TO DO
Filter for the word "ylabel" and keep each matching line.

__________________________________________________

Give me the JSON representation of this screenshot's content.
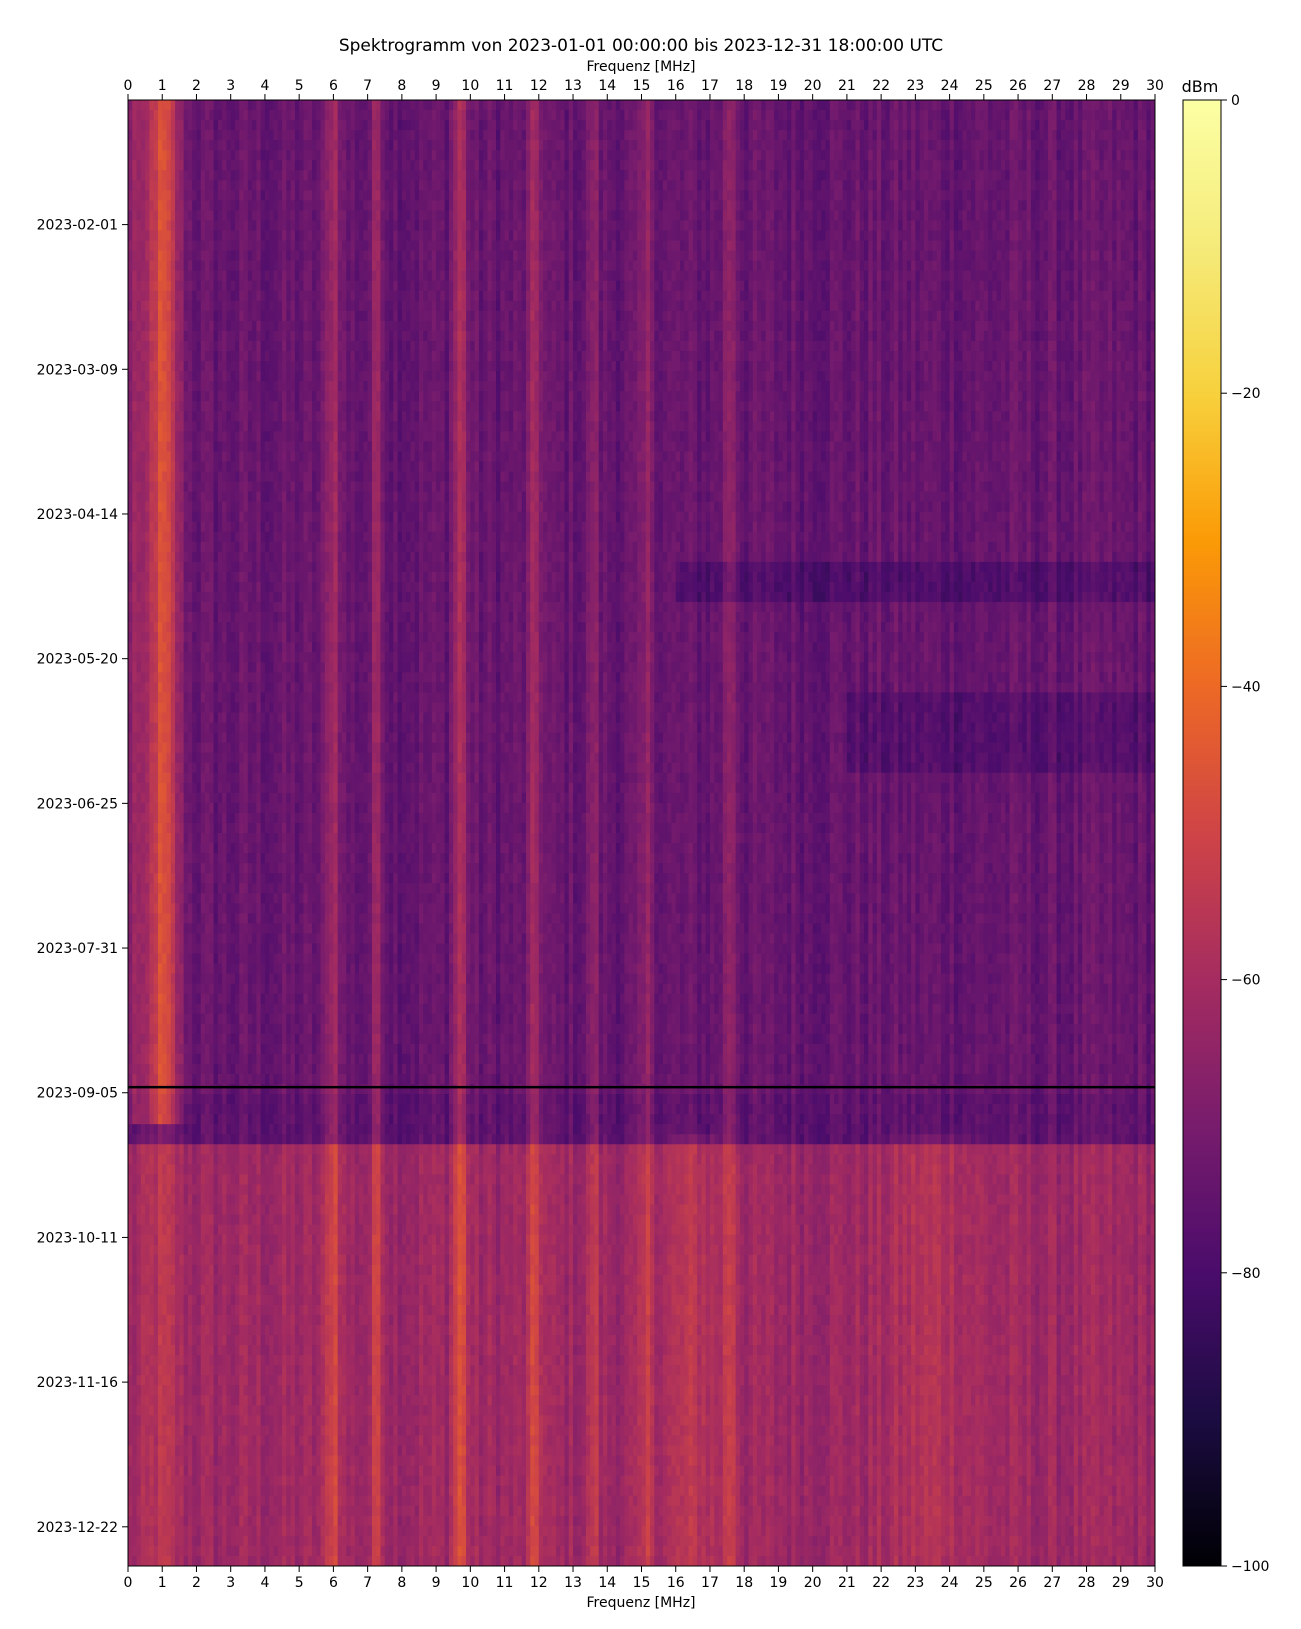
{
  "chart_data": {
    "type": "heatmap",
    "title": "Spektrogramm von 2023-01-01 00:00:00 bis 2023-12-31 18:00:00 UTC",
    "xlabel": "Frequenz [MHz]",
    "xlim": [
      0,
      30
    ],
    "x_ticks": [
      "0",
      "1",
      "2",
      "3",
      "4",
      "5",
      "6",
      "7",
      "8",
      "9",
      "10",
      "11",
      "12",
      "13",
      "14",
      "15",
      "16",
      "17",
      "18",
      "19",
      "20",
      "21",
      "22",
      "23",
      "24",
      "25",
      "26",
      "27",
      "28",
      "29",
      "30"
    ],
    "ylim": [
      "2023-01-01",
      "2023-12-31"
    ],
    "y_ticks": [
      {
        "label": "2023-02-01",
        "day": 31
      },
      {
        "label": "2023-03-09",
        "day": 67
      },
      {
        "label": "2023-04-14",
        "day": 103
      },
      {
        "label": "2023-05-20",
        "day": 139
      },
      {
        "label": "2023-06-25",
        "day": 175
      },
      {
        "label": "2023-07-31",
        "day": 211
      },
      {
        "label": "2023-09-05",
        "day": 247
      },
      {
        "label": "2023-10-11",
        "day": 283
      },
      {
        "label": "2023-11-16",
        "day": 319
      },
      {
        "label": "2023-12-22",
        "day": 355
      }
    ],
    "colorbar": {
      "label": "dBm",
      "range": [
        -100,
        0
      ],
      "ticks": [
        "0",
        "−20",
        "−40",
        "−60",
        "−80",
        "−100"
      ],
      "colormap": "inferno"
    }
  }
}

__________________________________________________

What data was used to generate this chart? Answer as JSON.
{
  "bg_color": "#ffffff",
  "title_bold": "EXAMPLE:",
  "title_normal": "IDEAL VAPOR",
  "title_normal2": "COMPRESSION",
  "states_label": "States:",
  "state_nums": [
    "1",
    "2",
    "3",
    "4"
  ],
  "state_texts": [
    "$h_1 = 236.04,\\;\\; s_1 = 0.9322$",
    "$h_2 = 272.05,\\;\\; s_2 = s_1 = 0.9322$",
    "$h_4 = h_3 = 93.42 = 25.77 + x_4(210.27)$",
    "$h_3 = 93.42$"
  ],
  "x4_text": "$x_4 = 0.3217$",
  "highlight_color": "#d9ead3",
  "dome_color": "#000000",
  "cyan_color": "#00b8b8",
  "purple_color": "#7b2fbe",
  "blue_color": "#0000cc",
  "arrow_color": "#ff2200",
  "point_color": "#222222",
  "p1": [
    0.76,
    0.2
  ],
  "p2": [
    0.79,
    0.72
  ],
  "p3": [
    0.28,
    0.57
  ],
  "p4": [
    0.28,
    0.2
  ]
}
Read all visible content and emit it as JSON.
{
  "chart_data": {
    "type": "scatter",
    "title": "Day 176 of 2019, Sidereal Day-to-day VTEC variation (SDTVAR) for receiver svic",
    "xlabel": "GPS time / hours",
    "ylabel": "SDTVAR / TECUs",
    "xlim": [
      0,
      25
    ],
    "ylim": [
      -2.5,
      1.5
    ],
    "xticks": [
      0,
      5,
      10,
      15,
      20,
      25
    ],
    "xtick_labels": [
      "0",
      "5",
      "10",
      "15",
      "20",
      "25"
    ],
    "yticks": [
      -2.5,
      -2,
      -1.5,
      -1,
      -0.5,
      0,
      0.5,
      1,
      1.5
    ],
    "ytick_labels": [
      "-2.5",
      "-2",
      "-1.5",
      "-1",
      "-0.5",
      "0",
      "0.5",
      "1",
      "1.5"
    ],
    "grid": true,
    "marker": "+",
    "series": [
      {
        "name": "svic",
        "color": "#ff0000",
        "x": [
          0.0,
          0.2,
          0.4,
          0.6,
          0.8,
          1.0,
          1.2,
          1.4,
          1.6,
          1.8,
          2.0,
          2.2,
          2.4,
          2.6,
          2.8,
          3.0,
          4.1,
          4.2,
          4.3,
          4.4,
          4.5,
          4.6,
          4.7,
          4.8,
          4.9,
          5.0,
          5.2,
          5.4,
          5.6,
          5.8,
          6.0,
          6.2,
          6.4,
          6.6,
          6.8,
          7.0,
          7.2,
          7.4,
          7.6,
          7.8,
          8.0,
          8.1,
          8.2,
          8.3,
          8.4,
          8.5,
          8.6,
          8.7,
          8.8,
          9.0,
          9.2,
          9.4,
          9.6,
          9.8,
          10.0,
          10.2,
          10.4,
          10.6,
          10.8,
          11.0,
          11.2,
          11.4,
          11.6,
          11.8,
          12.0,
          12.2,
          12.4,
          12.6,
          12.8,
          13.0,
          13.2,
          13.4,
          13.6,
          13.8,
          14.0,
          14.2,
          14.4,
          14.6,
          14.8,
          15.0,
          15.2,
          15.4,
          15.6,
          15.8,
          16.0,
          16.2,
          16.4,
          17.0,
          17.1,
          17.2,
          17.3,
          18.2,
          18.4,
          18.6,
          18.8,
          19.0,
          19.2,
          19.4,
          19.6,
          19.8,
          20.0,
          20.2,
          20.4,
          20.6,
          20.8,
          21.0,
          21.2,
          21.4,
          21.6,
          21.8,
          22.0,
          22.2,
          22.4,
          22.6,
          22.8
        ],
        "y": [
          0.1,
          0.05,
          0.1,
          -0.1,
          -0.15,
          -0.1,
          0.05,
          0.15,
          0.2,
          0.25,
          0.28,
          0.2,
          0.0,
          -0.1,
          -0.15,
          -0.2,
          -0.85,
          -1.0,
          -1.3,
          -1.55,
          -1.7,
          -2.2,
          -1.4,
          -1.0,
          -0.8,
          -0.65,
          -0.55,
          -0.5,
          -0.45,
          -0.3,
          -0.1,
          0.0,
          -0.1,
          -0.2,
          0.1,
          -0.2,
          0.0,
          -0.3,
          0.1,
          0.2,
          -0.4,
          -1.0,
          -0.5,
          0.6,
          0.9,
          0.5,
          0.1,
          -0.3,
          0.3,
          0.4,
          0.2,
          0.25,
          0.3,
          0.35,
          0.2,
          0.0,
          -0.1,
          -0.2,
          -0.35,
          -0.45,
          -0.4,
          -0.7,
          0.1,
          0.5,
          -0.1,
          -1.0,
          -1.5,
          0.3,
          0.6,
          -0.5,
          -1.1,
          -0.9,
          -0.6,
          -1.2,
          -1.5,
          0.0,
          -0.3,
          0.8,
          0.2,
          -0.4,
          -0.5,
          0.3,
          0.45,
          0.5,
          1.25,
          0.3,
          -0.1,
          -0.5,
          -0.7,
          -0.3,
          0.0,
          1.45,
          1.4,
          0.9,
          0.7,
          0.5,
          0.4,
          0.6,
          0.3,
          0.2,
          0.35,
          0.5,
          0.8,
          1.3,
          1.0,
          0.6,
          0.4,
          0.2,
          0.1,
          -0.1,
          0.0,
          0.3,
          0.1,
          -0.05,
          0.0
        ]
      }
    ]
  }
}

__________________________________________________

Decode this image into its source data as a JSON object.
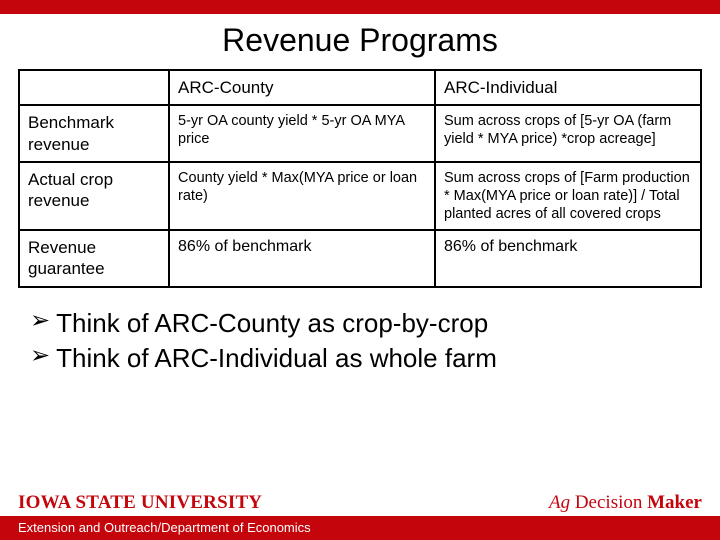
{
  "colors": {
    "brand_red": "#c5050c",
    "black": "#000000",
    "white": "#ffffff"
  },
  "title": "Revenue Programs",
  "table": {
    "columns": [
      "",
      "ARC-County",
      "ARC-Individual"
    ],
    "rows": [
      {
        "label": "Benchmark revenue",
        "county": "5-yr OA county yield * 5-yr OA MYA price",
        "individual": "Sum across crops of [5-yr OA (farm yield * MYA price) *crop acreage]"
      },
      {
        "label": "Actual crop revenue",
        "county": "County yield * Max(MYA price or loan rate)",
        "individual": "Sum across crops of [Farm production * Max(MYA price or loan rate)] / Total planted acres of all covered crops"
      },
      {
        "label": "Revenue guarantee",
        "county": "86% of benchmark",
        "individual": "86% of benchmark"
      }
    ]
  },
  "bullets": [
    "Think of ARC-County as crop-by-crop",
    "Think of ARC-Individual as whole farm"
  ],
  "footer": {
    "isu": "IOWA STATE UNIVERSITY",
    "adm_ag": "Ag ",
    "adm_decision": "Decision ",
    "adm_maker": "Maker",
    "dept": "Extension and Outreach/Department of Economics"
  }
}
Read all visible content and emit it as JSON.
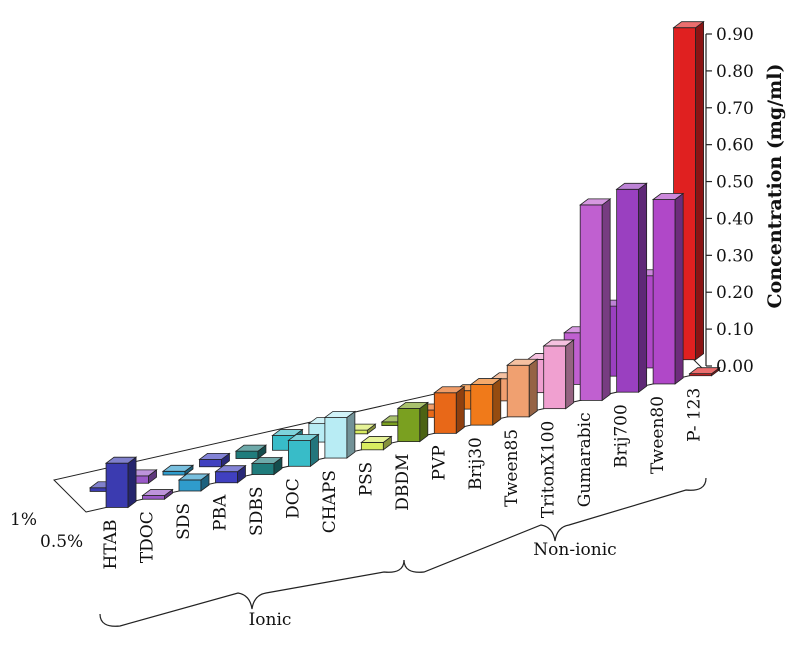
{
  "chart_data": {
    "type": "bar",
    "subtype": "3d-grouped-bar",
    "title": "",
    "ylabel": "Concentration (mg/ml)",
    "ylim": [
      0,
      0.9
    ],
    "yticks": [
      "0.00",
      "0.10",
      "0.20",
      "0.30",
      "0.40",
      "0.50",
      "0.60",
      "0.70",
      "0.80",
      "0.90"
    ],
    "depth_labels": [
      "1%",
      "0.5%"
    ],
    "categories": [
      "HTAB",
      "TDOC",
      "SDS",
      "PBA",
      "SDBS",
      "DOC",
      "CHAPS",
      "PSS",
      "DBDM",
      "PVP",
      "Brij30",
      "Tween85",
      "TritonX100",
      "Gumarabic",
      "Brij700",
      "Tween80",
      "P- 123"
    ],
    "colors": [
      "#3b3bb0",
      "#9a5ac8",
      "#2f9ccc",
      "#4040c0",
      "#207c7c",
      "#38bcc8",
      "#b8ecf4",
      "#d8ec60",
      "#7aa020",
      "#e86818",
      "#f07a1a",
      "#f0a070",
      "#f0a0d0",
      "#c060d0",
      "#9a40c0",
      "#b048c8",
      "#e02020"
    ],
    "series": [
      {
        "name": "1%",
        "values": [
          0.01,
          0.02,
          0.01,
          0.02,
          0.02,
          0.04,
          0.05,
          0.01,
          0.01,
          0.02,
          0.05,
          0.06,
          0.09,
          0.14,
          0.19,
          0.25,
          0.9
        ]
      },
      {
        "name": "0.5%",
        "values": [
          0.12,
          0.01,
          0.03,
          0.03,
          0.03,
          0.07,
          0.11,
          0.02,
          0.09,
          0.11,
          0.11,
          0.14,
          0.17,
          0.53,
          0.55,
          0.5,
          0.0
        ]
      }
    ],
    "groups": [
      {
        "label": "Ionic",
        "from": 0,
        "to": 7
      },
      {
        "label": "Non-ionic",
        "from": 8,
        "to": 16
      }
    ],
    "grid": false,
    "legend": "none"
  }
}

__________________________________________________

COMPLETE RESPONSE
    "ylabel": "SDTVAR / TECUs",
    "ylabel": "Concentration (mg/ml)",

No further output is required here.